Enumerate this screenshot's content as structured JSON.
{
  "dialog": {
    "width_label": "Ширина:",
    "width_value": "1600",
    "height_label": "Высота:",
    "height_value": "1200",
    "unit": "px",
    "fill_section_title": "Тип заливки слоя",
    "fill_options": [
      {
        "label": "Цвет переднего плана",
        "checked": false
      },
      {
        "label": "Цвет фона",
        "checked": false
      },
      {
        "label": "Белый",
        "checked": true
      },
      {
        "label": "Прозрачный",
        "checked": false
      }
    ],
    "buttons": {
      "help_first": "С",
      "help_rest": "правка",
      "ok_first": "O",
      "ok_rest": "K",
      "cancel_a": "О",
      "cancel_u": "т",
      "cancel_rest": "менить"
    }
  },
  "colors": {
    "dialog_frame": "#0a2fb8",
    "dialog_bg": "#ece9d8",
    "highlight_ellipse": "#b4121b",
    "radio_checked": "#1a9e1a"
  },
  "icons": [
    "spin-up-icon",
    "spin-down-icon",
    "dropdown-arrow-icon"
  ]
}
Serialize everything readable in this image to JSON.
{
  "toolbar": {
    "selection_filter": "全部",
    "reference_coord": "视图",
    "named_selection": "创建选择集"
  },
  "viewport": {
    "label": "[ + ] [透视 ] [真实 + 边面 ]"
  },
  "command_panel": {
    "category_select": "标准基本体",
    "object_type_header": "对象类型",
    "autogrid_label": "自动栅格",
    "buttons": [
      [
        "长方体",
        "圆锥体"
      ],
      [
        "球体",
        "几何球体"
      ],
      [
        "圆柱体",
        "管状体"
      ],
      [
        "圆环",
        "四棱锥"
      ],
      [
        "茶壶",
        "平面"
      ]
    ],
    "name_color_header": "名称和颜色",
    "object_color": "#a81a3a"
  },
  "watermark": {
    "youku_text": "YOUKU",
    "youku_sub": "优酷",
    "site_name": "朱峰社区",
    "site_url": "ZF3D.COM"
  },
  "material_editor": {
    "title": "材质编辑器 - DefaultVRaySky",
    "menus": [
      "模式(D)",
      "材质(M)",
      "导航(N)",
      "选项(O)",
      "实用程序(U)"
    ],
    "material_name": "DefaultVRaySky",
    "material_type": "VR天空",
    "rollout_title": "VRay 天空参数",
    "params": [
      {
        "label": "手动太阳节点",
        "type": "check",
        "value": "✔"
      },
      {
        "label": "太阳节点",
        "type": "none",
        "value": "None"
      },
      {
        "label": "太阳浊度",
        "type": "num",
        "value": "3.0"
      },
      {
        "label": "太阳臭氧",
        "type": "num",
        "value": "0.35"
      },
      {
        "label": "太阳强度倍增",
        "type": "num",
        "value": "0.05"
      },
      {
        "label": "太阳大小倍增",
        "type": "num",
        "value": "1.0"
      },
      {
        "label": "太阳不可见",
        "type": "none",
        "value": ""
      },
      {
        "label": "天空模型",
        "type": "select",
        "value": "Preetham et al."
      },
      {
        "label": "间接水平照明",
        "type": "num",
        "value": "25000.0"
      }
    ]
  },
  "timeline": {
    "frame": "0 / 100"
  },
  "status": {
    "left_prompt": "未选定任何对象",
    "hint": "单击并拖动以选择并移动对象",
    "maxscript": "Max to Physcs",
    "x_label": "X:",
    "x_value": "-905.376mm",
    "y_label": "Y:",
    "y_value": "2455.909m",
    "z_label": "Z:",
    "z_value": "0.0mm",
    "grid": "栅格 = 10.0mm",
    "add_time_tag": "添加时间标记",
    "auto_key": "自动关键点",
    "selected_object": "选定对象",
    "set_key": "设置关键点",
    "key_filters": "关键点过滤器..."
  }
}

▸ TASK DETAILS:
Return all of the above records exactly, leaving no line out.

▸ IN RESPONSE:
Enumerate this screenshot's content as structured JSON.
{
  "dialog": {
    "width_label": "Ширина:",
    "width_value": "1600",
    "height_label": "Высота:",
    "height_value": "1200",
    "unit": "px",
    "fill_section_title": "Тип заливки слоя",
    "fill_options": [
      {
        "label": "Цвет переднего плана",
        "checked": false
      },
      {
        "label": "Цвет фона",
        "checked": false
      },
      {
        "label": "Белый",
        "checked": true
      },
      {
        "label": "Прозрачный",
        "checked": false
      }
    ],
    "buttons": {
      "help_first": "С",
      "help_rest": "правка",
      "ok_first": "O",
      "ok_rest": "K",
      "cancel_a": "О",
      "cancel_u": "т",
      "cancel_rest": "менить"
    }
  },
  "colors": {
    "dialog_frame": "#0a2fb8",
    "dialog_bg": "#ece9d8",
    "highlight_ellipse": "#b4121b",
    "radio_checked": "#1a9e1a"
  },
  "icons": [
    "spin-up-icon",
    "spin-down-icon",
    "dropdown-arrow-icon"
  ]
}
Serialize everything readable in this image to JSON.
{
  "toolbar": {
    "selection_filter": "全部",
    "reference_coord": "视图",
    "named_selection": "创建选择集"
  },
  "viewport": {
    "label": "[ + ] [透视 ] [真实 + 边面 ]"
  },
  "command_panel": {
    "category_select": "标准基本体",
    "object_type_header": "对象类型",
    "autogrid_label": "自动栅格",
    "buttons": [
      [
        "长方体",
        "圆锥体"
      ],
      [
        "球体",
        "几何球体"
      ],
      [
        "圆柱体",
        "管状体"
      ],
      [
        "圆环",
        "四棱锥"
      ],
      [
        "茶壶",
        "平面"
      ]
    ],
    "name_color_header": "名称和颜色",
    "object_color": "#a81a3a"
  },
  "watermark": {
    "youku_text": "YOUKU",
    "youku_sub": "优酷",
    "site_name": "朱峰社区",
    "site_url": "ZF3D.COM"
  },
  "material_editor": {
    "title": "材质编辑器 - DefaultVRaySky",
    "menus": [
      "模式(D)",
      "材质(M)",
      "导航(N)",
      "选项(O)",
      "实用程序(U)"
    ],
    "material_name": "DefaultVRaySky",
    "material_type": "VR天空",
    "rollout_title": "VRay 天空参数",
    "params": [
      {
        "label": "手动太阳节点",
        "type": "check",
        "value": "✔"
      },
      {
        "label": "太阳节点",
        "type": "none",
        "value": "None"
      },
      {
        "label": "太阳浊度",
        "type": "num",
        "value": "3.0"
      },
      {
        "label": "太阳臭氧",
        "type": "num",
        "value": "0.35"
      },
      {
        "label": "太阳强度倍增",
        "type": "num",
        "value": "0.05"
      },
      {
        "label": "太阳大小倍增",
        "type": "num",
        "value": "1.0"
      },
      {
        "label": "太阳不可见",
        "type": "none",
        "value": ""
      },
      {
        "label": "天空模型",
        "type": "select",
        "value": "Preetham et al."
      },
      {
        "label": "间接水平照明",
        "type": "num",
        "value": "25000.0"
      }
    ]
  },
  "timeline": {
    "frame": "0 / 100"
  },
  "status": {
    "left_prompt": "未选定任何对象",
    "hint": "单击并拖动以选择并移动对象",
    "maxscript": "Max to Physcs",
    "x_label": "X:",
    "x_value": "-905.376mm",
    "y_label": "Y:",
    "y_value": "2455.909m",
    "z_label": "Z:",
    "z_value": "0.0mm",
    "grid": "栅格 = 10.0mm",
    "add_time_tag": "添加时间标记",
    "auto_key": "自动关键点",
    "selected_object": "选定对象",
    "set_key": "设置关键点",
    "key_filters": "关键点过滤器..."
  }
}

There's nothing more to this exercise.